=== REQUEST ===
Copy every line of the data that contains the string "title".

=== RECORDS SUPPLIED ===
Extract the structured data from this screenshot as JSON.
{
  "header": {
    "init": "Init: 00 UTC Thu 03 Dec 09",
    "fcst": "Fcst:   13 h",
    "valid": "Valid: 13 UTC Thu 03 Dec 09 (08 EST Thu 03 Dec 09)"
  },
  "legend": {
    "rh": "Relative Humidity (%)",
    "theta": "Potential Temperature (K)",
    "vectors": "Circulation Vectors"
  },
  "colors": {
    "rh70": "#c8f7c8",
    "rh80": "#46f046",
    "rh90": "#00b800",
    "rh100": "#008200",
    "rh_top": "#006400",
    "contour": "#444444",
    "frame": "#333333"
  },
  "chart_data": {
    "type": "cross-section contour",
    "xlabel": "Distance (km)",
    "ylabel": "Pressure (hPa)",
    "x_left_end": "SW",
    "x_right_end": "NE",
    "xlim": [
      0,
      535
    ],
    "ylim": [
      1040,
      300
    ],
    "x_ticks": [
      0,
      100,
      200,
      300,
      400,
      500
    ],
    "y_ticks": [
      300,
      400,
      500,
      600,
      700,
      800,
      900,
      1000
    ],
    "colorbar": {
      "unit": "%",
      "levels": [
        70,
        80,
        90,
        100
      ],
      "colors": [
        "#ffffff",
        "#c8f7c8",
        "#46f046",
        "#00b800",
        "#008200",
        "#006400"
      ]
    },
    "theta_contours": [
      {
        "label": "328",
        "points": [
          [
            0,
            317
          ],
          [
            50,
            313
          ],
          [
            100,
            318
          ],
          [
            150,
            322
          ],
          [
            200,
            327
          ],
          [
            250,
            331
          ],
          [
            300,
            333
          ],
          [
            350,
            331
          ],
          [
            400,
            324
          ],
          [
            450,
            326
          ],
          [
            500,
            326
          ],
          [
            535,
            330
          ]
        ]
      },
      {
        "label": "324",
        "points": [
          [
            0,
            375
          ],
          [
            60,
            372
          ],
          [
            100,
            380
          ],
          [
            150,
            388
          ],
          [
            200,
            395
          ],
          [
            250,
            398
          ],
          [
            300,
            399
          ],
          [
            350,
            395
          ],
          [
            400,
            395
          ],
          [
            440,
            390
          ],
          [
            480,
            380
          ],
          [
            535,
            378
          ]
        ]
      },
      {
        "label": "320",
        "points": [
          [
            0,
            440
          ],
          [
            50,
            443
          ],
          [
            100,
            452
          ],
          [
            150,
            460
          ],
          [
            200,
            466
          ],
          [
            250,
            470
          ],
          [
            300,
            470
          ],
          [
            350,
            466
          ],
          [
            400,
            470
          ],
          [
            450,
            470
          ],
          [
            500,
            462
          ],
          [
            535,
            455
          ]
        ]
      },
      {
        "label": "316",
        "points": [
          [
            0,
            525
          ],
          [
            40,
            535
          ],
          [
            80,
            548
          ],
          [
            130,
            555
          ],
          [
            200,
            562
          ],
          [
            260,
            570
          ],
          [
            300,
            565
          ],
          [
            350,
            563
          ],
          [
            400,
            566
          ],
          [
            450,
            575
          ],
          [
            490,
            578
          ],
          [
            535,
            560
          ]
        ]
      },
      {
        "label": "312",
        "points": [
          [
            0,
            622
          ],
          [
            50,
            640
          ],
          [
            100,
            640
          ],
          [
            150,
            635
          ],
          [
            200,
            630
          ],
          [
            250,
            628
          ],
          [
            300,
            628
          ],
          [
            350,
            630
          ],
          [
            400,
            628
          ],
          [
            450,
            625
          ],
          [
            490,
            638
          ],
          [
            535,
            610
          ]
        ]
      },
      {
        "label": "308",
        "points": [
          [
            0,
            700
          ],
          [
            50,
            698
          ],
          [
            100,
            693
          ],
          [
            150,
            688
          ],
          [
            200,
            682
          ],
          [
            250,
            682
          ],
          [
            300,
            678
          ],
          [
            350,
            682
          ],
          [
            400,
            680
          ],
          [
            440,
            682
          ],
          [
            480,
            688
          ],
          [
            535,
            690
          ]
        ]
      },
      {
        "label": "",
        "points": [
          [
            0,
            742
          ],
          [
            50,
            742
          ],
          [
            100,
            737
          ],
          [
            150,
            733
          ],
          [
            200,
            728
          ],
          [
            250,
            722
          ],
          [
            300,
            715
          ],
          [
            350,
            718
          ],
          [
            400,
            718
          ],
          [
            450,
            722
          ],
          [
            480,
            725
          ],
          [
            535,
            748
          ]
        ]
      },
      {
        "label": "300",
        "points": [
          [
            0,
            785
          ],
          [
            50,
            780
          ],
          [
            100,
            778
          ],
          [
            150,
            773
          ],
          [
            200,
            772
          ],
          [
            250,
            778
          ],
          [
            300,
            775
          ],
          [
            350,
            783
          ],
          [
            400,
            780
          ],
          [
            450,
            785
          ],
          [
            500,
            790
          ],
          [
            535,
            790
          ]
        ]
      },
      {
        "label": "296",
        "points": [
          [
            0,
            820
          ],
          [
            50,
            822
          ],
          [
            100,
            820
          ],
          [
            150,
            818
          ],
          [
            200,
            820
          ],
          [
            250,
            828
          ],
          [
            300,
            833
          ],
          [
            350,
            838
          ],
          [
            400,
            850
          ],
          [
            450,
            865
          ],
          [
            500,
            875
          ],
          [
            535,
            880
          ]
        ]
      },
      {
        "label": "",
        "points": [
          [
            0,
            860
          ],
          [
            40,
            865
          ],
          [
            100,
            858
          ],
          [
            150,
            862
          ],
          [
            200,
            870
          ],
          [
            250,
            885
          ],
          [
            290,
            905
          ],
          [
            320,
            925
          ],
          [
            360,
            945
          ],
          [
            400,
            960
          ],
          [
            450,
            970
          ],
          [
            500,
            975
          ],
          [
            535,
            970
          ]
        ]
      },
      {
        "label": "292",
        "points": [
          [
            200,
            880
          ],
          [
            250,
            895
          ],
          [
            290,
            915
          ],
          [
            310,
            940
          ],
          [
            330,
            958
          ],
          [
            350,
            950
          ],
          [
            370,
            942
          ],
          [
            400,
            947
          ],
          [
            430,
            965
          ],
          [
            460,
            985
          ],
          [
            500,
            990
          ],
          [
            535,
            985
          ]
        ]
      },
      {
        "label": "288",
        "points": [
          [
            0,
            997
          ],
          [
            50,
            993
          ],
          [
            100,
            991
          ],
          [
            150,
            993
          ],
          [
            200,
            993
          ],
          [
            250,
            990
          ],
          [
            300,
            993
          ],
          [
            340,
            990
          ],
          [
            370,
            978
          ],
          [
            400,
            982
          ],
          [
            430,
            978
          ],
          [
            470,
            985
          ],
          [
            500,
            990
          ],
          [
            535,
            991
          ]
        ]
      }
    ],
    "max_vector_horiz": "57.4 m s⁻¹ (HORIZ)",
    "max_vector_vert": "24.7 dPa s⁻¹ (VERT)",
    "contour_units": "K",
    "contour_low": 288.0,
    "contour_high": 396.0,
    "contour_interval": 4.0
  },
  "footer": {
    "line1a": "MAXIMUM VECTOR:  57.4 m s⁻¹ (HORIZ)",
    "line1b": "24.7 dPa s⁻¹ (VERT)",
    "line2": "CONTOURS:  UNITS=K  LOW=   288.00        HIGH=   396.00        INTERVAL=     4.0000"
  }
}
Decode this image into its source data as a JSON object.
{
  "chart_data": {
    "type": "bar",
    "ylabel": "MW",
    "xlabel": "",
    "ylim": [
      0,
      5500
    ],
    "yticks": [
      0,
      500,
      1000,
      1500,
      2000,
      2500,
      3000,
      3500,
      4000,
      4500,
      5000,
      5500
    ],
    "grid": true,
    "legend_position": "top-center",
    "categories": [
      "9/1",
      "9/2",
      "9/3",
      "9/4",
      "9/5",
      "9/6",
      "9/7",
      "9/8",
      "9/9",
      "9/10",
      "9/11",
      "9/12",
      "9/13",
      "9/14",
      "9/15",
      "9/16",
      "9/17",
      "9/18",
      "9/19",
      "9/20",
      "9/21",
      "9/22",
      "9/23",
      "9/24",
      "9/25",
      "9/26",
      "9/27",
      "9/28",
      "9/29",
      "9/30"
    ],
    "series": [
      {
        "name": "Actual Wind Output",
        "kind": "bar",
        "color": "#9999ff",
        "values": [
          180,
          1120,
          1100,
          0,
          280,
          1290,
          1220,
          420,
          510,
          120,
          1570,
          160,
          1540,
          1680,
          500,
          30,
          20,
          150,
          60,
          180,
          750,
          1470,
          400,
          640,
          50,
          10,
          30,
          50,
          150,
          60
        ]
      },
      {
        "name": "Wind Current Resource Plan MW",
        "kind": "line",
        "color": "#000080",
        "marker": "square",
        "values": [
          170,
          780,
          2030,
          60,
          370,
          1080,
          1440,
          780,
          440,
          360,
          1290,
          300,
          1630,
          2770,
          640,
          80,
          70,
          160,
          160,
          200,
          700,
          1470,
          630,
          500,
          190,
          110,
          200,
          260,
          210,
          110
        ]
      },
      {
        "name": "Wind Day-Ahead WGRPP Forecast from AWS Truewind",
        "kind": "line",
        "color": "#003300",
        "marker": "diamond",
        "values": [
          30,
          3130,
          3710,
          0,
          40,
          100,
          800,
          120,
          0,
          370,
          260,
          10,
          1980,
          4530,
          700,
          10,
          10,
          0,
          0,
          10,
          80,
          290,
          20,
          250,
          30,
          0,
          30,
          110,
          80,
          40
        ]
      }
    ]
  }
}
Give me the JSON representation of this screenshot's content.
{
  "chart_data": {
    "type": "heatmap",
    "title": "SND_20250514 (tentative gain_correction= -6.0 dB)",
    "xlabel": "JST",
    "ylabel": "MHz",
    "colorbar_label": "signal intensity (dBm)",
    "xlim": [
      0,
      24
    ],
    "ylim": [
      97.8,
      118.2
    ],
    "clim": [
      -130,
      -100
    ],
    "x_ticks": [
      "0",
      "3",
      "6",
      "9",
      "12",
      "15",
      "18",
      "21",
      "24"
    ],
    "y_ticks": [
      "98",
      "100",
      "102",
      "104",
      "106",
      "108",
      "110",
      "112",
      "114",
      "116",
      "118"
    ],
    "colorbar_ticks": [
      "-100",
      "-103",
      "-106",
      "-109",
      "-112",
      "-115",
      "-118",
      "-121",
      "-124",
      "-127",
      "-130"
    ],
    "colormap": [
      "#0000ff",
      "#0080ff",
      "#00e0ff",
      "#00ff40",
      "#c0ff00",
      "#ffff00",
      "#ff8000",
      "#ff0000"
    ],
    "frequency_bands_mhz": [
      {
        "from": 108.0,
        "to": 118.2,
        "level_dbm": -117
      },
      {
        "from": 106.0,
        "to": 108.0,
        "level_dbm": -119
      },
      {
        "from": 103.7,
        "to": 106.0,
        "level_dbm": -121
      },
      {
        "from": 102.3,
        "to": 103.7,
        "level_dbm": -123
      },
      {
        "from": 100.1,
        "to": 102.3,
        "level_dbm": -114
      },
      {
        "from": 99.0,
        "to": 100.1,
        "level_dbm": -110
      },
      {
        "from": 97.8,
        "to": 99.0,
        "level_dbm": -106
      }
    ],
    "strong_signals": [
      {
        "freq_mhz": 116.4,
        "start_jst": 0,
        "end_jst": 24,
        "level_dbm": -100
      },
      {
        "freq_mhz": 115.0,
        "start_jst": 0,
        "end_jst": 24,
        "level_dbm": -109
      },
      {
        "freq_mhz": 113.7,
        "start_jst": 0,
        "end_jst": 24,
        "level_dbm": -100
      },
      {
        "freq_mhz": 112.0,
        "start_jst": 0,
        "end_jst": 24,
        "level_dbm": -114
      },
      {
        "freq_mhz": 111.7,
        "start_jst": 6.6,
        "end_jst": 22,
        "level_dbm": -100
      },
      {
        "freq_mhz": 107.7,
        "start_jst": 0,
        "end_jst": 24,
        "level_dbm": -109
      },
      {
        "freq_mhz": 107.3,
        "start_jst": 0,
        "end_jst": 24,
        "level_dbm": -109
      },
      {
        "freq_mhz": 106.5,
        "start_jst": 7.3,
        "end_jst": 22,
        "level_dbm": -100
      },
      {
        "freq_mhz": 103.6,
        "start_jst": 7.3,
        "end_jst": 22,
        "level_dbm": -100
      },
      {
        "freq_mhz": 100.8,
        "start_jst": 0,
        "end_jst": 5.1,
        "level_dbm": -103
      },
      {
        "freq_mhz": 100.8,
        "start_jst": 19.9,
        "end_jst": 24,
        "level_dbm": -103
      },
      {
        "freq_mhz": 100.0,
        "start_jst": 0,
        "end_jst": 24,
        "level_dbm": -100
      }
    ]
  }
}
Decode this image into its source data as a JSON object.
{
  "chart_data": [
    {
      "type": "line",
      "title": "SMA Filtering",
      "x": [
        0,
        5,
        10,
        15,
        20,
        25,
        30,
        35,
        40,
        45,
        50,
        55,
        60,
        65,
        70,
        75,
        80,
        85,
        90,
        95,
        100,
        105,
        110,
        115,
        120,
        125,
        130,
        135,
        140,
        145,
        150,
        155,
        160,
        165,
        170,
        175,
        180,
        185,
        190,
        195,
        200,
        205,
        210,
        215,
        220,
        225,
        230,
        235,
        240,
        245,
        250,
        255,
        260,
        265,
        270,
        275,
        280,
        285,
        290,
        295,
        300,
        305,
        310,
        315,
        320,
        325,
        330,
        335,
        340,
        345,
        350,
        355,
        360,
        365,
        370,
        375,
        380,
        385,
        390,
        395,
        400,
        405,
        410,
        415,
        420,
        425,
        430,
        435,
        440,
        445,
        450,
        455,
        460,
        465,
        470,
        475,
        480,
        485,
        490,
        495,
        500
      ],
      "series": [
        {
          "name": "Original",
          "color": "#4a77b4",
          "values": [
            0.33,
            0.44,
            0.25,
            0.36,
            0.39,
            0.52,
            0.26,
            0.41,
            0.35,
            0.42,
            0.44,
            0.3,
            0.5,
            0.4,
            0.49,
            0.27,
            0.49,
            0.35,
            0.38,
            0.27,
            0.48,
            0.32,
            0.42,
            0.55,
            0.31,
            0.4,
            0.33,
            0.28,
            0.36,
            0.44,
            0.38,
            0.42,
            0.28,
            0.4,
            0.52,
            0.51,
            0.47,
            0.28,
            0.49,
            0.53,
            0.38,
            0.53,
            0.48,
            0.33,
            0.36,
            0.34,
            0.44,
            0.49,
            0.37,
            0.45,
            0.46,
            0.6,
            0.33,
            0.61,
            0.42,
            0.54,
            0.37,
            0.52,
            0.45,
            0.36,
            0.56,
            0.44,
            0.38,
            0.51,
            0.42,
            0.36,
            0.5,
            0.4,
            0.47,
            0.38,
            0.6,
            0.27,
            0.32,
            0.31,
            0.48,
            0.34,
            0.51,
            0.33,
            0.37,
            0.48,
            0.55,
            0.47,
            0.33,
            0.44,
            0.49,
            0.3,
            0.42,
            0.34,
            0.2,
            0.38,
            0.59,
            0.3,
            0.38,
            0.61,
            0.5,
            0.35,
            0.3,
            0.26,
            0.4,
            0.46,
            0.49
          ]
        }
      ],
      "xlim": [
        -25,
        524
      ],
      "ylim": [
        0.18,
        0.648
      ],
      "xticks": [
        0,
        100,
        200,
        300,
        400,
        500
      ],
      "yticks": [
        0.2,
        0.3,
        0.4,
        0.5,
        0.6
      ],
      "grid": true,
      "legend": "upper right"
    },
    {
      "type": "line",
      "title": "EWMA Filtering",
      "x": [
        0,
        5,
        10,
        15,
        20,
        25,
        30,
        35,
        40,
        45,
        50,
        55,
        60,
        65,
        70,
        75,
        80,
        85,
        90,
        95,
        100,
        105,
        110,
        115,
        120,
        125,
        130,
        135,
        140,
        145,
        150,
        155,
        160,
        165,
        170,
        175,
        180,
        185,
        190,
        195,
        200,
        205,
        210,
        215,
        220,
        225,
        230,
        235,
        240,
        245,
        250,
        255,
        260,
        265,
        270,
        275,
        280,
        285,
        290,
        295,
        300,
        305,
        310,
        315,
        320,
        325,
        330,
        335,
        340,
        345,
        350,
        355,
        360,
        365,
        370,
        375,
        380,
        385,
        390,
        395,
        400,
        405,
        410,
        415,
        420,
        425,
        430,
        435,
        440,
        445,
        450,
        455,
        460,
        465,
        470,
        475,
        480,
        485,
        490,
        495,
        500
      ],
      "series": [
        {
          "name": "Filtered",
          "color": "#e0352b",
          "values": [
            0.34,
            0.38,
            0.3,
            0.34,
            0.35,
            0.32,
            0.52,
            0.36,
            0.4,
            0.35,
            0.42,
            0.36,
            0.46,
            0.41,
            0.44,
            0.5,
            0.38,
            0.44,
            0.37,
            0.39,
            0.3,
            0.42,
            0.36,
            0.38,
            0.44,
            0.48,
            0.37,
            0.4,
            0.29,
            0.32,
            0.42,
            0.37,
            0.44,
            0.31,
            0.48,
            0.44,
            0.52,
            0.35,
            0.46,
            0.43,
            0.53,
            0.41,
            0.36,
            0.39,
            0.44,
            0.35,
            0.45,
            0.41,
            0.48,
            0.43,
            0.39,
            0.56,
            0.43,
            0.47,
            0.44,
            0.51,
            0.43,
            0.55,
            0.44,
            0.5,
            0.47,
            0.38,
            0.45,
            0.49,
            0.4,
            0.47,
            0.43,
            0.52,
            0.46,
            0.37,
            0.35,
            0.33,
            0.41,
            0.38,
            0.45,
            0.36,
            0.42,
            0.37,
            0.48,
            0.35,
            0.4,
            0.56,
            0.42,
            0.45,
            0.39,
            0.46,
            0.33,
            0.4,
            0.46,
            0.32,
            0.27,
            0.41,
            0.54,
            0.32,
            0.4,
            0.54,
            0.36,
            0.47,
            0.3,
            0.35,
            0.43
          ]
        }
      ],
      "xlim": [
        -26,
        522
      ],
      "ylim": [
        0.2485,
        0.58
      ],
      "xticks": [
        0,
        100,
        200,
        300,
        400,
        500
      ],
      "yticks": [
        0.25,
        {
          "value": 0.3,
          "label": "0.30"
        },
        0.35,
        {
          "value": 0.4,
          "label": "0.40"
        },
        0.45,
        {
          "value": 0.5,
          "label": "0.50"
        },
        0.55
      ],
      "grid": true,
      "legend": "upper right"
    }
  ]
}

=== WORKED SOLUTION ===
    "title": "SND_20250514 (tentative gain_correction= -6.0 dB)",
      "title": "SMA Filtering",
      "title": "EWMA Filtering",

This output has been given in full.